Source records:
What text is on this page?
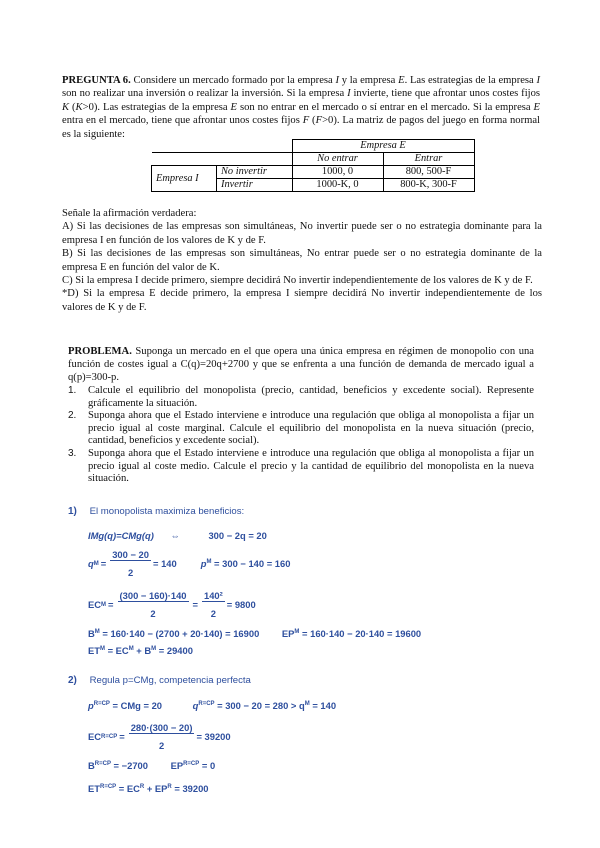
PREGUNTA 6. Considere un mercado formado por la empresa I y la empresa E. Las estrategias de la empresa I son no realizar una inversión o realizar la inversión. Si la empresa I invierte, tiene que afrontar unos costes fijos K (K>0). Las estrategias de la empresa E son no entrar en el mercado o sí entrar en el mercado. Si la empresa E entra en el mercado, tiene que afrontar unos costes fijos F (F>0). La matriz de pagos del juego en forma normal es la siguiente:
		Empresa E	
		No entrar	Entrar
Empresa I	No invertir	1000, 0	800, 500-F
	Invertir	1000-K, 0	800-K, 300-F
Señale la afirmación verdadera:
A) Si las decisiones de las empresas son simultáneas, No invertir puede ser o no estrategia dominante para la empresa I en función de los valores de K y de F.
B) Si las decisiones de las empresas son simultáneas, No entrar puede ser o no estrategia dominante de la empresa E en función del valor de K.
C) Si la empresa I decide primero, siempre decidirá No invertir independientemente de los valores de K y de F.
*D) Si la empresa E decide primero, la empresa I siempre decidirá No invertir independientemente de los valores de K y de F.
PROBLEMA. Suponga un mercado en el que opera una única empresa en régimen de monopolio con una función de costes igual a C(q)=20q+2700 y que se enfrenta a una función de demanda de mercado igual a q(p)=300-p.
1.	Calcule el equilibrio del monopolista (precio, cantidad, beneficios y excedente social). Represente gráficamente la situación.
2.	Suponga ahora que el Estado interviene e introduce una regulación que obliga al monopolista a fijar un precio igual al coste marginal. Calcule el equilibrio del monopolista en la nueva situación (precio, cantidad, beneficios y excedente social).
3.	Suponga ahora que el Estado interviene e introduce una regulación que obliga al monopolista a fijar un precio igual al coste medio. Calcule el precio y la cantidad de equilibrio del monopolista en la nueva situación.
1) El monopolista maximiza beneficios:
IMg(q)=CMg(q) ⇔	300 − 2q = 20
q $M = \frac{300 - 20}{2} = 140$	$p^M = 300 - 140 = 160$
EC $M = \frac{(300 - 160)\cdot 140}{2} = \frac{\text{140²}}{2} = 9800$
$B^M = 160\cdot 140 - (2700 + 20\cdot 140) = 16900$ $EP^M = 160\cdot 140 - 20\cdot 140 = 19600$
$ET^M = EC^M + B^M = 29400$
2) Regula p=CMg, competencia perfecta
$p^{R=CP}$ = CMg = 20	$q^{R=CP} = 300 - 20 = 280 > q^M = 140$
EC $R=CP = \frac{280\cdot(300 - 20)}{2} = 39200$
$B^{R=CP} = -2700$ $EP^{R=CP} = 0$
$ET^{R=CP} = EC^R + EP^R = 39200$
--
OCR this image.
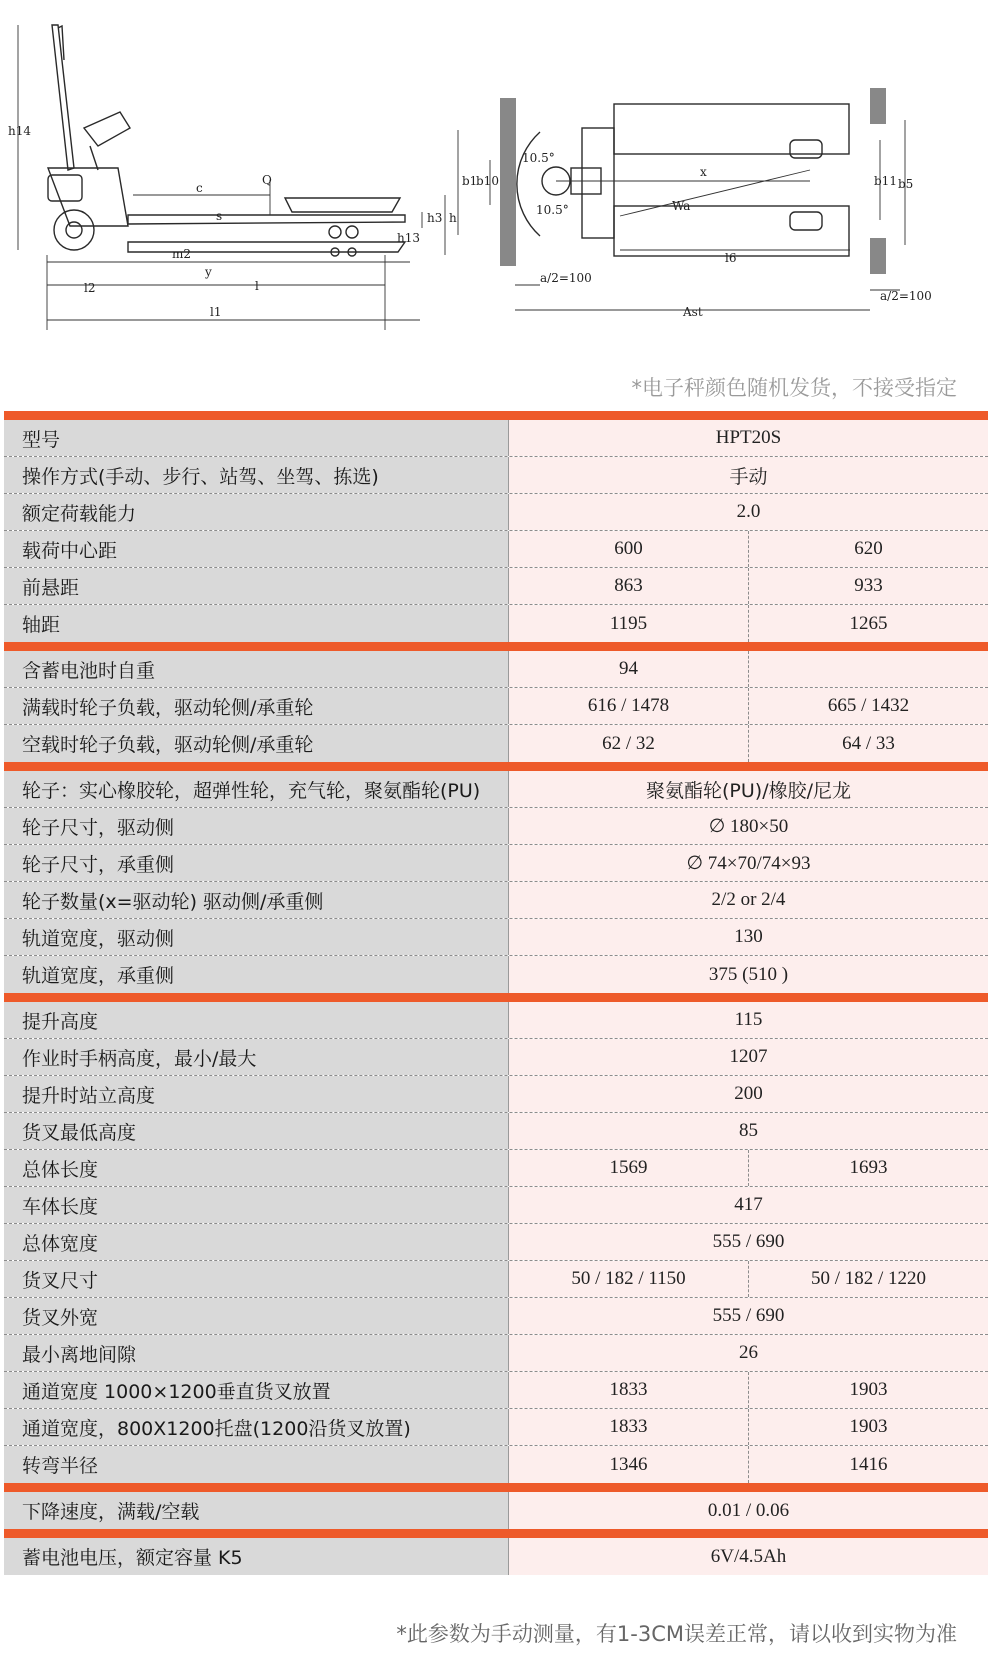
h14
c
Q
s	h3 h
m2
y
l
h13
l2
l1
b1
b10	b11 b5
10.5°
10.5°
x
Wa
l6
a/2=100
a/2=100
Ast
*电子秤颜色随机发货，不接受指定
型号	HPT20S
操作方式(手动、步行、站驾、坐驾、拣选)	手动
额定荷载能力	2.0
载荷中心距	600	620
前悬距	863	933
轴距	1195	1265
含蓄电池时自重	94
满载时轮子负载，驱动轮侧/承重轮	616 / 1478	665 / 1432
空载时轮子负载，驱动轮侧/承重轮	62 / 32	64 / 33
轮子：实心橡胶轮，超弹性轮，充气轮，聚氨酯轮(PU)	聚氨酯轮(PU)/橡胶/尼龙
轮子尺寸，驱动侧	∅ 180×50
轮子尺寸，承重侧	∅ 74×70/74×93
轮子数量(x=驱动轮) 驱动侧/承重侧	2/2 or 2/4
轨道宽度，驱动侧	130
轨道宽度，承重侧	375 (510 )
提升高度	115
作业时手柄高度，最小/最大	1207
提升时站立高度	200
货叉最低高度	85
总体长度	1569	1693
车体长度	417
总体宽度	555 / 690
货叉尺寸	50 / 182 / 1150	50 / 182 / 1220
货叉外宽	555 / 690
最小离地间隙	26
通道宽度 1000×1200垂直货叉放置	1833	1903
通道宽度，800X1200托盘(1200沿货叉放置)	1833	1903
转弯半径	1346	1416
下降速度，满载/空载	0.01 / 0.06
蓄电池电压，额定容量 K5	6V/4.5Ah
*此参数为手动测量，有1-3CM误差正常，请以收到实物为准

◆ WHAT THE TASK REQUIRES
Filter the data, keeping only the lines that contain "decisiones".

◆ FINISHED EXERCISE
A) Si las decisiones de las empresas son simultáneas, No invertir puede ser o no estrategia dominante para la empresa I en función de los valores de K y de F.
B) Si las decisiones de las empresas son simultáneas, No entrar puede ser o no estrategia dominante de la empresa E en función del valor de K.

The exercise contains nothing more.